Posted on September 1st, 2009 by Mindy Yong.
Categories: Singapore Real Estate News.

Development charges come down

Modest cuts reflect cautious stance by Government, say consultants

By Joyce Teo

THE Government has made some moderate cuts to the development charges which property developers pay for enhancing the use of non-landed residential sites, such as condominium sites.

This reflects the Government’s cautious outlook on the property market, some property consultants say, though one consultant queried any cut in the current red-hot residential market.

The rates for development charges fell by an average of 2 per cent, compared with a 15 per cent cut six months ago. These charges can vary from a few million dollars to tens of millions depending on the size of the project involved.

Some areas were unchanged while others were subject to bigger falls. The rate for Sentosa, for instance, got the biggest cut - 16.67 per cent - while there was a 10 per cent fall for the Balestier area.

There was no change in the latest regular six-monthly review in relation to landed private home sites and industrial sites.

Property consultants mostly said the cuts were within expectations.

This ‘reflects the Government’s cautious stance with regard to the outlook for the property market, in view of the still uncertain economic outlook’, said Colliers International’s director for research and advisory, Ms Tay Huey Ying.

‘This is especially prominent for the non-landed residential and industrial use group,’ she said.

→ Provided information:
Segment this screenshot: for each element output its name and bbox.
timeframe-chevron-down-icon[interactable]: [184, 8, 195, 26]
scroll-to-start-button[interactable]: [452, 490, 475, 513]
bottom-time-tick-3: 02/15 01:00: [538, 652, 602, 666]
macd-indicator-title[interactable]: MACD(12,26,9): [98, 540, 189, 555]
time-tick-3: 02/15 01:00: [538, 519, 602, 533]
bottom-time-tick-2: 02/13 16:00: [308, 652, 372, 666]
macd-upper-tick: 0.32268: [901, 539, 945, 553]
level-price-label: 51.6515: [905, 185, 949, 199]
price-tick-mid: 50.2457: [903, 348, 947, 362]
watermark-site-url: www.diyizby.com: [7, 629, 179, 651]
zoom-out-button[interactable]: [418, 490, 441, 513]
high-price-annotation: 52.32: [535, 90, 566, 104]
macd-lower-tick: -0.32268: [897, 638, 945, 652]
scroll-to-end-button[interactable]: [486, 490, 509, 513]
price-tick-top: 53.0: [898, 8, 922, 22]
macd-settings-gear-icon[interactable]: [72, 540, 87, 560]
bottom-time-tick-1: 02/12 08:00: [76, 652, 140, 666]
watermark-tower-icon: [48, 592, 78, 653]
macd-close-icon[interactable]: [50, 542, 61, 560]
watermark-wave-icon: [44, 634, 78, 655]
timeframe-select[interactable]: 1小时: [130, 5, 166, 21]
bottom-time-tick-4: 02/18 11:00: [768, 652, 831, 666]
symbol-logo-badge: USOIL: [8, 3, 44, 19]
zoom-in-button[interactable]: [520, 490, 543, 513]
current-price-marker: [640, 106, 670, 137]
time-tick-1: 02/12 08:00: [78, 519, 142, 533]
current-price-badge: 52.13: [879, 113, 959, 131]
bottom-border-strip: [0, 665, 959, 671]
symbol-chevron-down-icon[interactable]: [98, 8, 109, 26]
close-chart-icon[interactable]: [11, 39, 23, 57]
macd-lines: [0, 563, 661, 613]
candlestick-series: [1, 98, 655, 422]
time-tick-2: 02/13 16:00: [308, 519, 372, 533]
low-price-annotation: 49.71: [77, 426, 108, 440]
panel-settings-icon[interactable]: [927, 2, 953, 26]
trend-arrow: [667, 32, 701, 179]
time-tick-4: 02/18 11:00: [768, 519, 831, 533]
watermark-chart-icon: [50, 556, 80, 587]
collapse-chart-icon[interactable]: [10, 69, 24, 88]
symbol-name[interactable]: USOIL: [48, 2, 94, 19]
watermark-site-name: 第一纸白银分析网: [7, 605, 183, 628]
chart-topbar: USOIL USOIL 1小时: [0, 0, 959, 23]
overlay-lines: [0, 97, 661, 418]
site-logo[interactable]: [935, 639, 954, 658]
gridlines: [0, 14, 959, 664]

→ Goal 1: Reproduce the part of the development charges article that begins with the words containing "There was no" and ends with "group,’ she said.".
→ Goal 2: In the development charges article, what reason did Ms Tay Huey Ying of Colliers International give for the Government's cautious stance on the property market outlook? Answer in one to three sentences.
→ Goal 3: Write what comes next in the development charges article, picking up right after its final sentence.

→ Task response 1:
There was no change in the latest regular six-monthly review in relation to landed private home sites and industrial sites.

Property consultants mostly said the cuts were within expectations.

This ‘reflects the Government’s cautious stance with regard to the outlook for the property market, in view of the still uncertain economic outlook’, said Colliers International’s director for research and advisory, Ms Tay Huey Ying.

‘This is especially prominent for the non-landed residential and industrial use group,’ she said.

→ Task response 2: She attributed the Government's cautious stance to the still uncertain economic outlook. She added that this caution was especially prominent for the non-landed residential and industrial use group.

→ Task response 3:
DTZ’s head of SEA Research, Ms Chua Chor Hoon, was surprised that the charges were lowered for non-landed residential property given the rally in property prices from the secondquarter.

‘The Government is probably being cautious as there were hardly any land deals in the past six months,’ she added.

In a statement, CBRE Research said it believed the Government did not ‘tamper too much’ with the charges as developers started looking for development sites seriously only in July.

‘It is heartening to note that the Government had not been unduly influenced by the recent buying fever seen in the home sales market nor the rapidly rising interest seen for development sites,’ said Ms Tay.

There has been overwhelming interest in Singapore’s private homes market in recent months. Developers have of late shown strong interest in buying land.

Developers will still be keen on redeveloping or acquiring new development sites as the demand for residential properties is still expected to be healthy in the coming months, said Ngee Ann Polytechnic real estate lecturer Nicholas Mak.

But the overall 2 per cent drop in non-landed residential development charge rates is too small to spur collective sales, he said.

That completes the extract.